__Instructions to follow__. Are you able to retype all the records below exactly?

__Entries__.
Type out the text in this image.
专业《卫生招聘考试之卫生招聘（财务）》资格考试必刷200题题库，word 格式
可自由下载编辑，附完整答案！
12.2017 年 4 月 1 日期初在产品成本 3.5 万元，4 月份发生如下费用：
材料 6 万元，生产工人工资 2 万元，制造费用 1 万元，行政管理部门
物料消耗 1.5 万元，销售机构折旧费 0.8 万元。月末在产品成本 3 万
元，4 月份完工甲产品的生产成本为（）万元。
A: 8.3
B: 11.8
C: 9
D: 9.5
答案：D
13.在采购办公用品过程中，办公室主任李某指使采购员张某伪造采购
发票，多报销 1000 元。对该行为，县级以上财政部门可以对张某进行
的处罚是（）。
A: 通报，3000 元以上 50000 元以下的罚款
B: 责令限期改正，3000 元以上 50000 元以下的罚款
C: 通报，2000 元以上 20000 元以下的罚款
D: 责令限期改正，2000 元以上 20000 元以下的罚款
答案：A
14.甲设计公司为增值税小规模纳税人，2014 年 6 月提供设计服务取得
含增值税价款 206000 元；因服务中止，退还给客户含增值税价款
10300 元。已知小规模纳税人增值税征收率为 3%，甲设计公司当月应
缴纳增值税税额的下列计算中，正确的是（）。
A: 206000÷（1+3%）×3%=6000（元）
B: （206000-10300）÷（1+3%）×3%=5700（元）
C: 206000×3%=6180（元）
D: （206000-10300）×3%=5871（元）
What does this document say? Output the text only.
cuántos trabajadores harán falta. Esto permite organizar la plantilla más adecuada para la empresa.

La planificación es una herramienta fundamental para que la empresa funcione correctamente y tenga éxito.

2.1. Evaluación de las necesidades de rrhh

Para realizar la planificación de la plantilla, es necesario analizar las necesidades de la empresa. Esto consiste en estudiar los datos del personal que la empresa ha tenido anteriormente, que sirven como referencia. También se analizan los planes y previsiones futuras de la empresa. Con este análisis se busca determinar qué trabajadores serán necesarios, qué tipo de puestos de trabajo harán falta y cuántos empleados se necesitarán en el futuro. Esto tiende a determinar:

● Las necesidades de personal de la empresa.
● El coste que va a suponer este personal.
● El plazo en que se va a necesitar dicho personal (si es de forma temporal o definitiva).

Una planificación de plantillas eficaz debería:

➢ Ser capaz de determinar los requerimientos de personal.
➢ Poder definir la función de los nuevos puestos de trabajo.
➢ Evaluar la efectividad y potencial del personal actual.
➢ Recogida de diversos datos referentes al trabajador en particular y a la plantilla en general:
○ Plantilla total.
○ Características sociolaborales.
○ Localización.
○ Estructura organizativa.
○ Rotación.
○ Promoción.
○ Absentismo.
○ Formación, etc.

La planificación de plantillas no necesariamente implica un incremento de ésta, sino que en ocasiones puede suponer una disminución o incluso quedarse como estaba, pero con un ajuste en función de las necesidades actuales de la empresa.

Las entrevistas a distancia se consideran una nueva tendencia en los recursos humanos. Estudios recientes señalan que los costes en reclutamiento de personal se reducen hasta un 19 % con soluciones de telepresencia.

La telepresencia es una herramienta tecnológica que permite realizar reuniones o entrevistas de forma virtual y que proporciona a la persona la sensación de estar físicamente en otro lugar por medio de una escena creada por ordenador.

__Correct result__.
Type out the text in this image.
专业《卫生招聘考试之卫生招聘（财务）》资格考试必刷200题题库，word 格式
可自由下载编辑，附完整答案！
12.2017 年 4 月 1 日期初在产品成本 3.5 万元，4 月份发生如下费用：
材料 6 万元，生产工人工资 2 万元，制造费用 1 万元，行政管理部门
物料消耗 1.5 万元，销售机构折旧费 0.8 万元。月末在产品成本 3 万
元，4 月份完工甲产品的生产成本为（）万元。
A: 8.3
B: 11.8
C: 9
D: 9.5
答案：D
13.在采购办公用品过程中，办公室主任李某指使采购员张某伪造采购
发票，多报销 1000 元。对该行为，县级以上财政部门可以对张某进行
的处罚是（）。
A: 通报，3000 元以上 50000 元以下的罚款
B: 责令限期改正，3000 元以上 50000 元以下的罚款
C: 通报，2000 元以上 20000 元以下的罚款
D: 责令限期改正，2000 元以上 20000 元以下的罚款
答案：A
14.甲设计公司为增值税小规模纳税人，2014 年 6 月提供设计服务取得
含增值税价款 206000 元；因服务中止，退还给客户含增值税价款
10300 元。已知小规模纳税人增值税征收率为 3%，甲设计公司当月应
缴纳增值税税额的下列计算中，正确的是（）。
A: 206000÷（1+3%）×3%=6000（元）
B: （206000-10300）÷（1+3%）×3%=5700（元）
C: 206000×3%=6180（元）
D: （206000-10300）×3%=5871（元）
What does this document say? Output the text only.
cuántos trabajadores harán falta. Esto permite organizar la plantilla más adecuada para la empresa.

La planificación es una herramienta fundamental para que la empresa funcione correctamente y tenga éxito.

2.1. Evaluación de las necesidades de rrhh

Para realizar la planificación de la plantilla, es necesario analizar las necesidades de la empresa. Esto consiste en estudiar los datos del personal que la empresa ha tenido anteriormente, que sirven como referencia. También se analizan los planes y previsiones futuras de la empresa. Con este análisis se busca determinar qué trabajadores serán necesarios, qué tipo de puestos de trabajo harán falta y cuántos empleados se necesitarán en el futuro. Esto tiende a determinar:

● Las necesidades de personal de la empresa.
● El coste que va a suponer este personal.
● El plazo en que se va a necesitar dicho personal (si es de forma temporal o definitiva).

Una planificación de plantillas eficaz debería:

➢ Ser capaz de determinar los requerimientos de personal.
➢ Poder definir la función de los nuevos puestos de trabajo.
➢ Evaluar la efectividad y potencial del personal actual.
➢ Recogida de diversos datos referentes al trabajador en particular y a la plantilla en general:
○ Plantilla total.
○ Características sociolaborales.
○ Localización.
○ Estructura organizativa.
○ Rotación.
○ Promoción.
○ Absentismo.
○ Formación, etc.

La planificación de plantillas no necesariamente implica un incremento de ésta, sino que en ocasiones puede suponer una disminución o incluso quedarse como estaba, pero con un ajuste en función de las necesidades actuales de la empresa.

Las entrevistas a distancia se consideran una nueva tendencia en los recursos humanos. Estudios recientes señalan que los costes en reclutamiento de personal se reducen hasta un 19 % con soluciones de telepresencia.

La telepresencia es una herramienta tecnológica que permite realizar reuniones o entrevistas de forma virtual y que proporciona a la persona la sensación de estar físicamente en otro lugar por medio de una escena creada por ordenador.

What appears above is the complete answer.